— start of Task inputs —

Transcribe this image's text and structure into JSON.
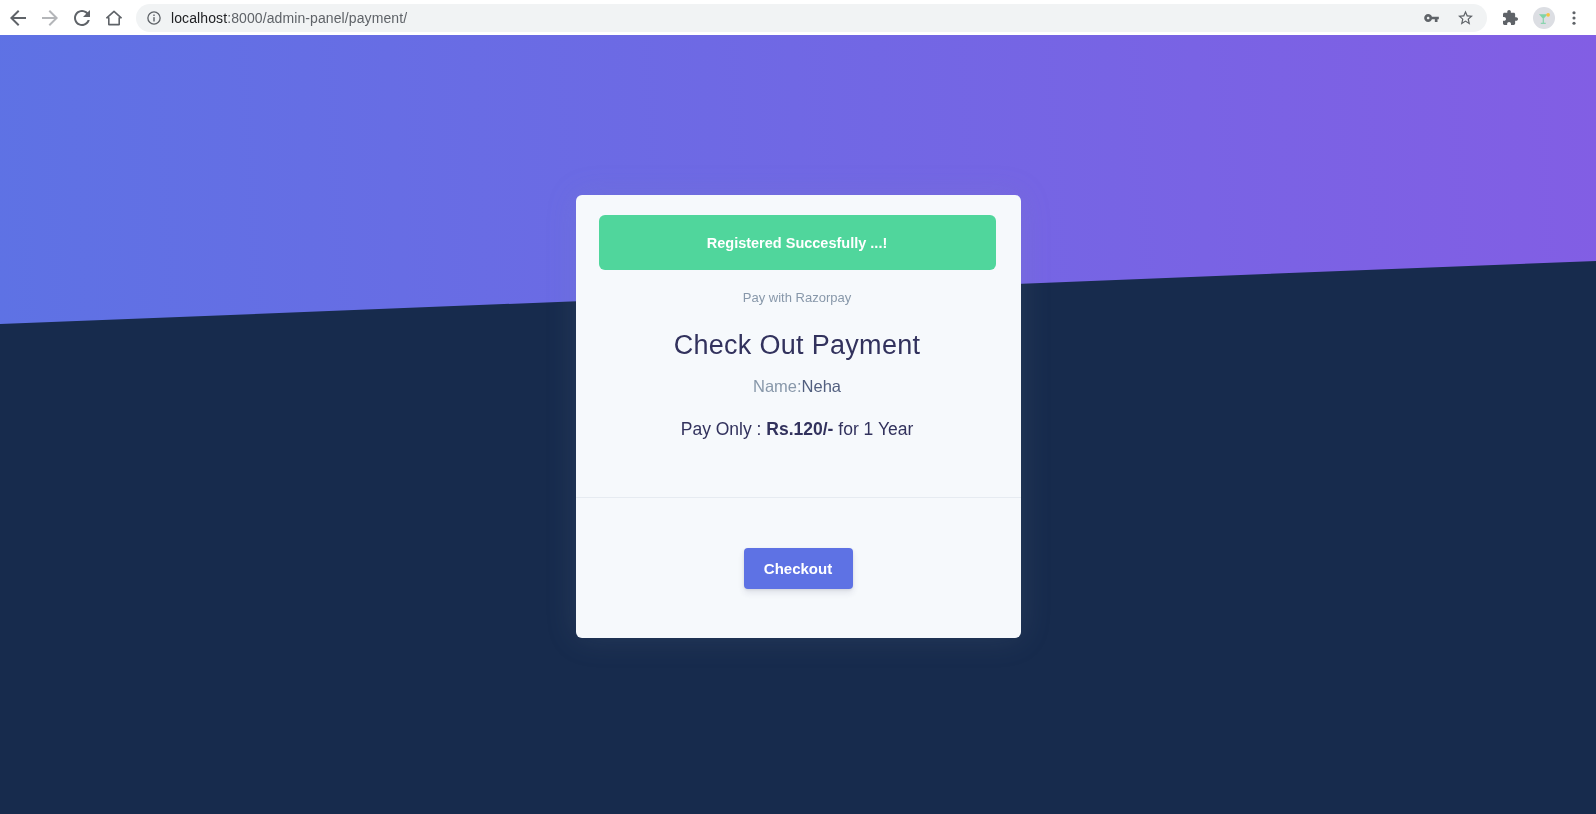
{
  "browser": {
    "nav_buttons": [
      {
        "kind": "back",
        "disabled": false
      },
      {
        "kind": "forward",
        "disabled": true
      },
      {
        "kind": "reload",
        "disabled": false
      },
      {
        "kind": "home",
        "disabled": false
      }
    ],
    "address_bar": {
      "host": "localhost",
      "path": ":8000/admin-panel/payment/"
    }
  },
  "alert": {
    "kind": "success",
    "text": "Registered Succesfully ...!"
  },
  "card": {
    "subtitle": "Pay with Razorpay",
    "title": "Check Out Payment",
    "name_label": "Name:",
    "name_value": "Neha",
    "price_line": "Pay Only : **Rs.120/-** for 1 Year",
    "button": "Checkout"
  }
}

— end of Task inputs —

Requirements
Restate the full listing verbatim and drop every picture.

Response below
Transcribe this image's text and structure into JSON.
{
  "browser": {
    "nav_buttons": [
      {
        "kind": "back",
        "disabled": false
      },
      {
        "kind": "forward",
        "disabled": true
      },
      {
        "kind": "reload",
        "disabled": false
      },
      {
        "kind": "home",
        "disabled": false
      }
    ],
    "address_bar": {
      "host": "localhost",
      "path": ":8000/admin-panel/payment/"
    }
  },
  "alert": {
    "kind": "success",
    "text": "Registered Succesfully ...!"
  },
  "card": {
    "subtitle": "Pay with Razorpay",
    "title": "Check Out Payment",
    "name_label": "Name:",
    "name_value": "Neha",
    "price_line": "Pay Only : **Rs.120/-** for 1 Year",
    "button": "Checkout"
  }
}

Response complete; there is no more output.